GOAL: Search the entries below. Return every line that has "JSON" in it.

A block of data
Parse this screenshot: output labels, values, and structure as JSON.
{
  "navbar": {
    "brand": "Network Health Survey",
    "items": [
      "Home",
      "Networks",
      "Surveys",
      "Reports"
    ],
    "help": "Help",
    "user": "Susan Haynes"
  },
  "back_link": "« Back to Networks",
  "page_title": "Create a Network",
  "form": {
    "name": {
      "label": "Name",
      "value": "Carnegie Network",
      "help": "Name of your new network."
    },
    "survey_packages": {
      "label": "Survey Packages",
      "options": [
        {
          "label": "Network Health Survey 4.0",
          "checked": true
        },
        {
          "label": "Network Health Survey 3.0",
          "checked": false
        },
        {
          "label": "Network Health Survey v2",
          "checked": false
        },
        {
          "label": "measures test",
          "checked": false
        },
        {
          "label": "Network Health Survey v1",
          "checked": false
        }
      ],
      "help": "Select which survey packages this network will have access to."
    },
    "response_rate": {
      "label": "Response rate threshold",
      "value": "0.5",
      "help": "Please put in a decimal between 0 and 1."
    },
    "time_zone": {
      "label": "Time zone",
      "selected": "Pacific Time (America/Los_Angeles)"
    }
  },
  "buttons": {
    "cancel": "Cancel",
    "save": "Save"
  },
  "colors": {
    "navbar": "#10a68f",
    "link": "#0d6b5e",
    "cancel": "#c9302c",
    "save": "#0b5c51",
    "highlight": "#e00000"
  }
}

--

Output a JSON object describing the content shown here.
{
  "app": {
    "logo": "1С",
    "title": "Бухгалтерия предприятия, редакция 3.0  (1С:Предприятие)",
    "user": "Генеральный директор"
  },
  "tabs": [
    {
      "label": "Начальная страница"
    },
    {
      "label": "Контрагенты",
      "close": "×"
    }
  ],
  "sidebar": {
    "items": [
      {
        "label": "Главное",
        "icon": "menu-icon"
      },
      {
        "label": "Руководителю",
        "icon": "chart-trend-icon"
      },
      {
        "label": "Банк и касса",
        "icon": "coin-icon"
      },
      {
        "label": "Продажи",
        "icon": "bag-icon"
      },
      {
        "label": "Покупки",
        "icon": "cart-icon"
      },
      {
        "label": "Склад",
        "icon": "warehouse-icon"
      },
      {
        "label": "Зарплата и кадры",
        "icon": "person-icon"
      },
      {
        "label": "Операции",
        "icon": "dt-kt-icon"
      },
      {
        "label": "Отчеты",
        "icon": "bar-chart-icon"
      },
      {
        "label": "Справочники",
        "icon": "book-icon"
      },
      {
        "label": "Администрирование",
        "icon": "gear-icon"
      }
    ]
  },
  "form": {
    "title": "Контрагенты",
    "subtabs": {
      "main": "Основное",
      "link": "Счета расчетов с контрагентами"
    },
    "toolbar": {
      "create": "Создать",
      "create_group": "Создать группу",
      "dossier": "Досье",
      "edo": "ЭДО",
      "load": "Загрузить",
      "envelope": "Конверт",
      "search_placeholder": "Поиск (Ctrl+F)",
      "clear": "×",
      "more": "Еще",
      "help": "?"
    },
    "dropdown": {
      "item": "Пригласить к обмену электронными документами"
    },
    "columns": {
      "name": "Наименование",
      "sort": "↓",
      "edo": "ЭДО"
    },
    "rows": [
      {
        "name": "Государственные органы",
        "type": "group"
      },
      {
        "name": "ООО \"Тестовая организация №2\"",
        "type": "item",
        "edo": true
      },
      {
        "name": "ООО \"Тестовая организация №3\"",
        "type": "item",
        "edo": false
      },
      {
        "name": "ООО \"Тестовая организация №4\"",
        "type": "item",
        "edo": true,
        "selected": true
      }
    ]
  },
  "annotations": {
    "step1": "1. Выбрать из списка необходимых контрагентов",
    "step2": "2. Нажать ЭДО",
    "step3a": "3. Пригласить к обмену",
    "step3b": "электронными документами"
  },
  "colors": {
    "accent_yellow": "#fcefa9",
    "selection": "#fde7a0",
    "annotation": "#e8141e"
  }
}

RESPONSE TO THE EXERCISE:
Parse this screenshot: output labels, values, and structure as JSON.
Output a JSON object describing the content shown here.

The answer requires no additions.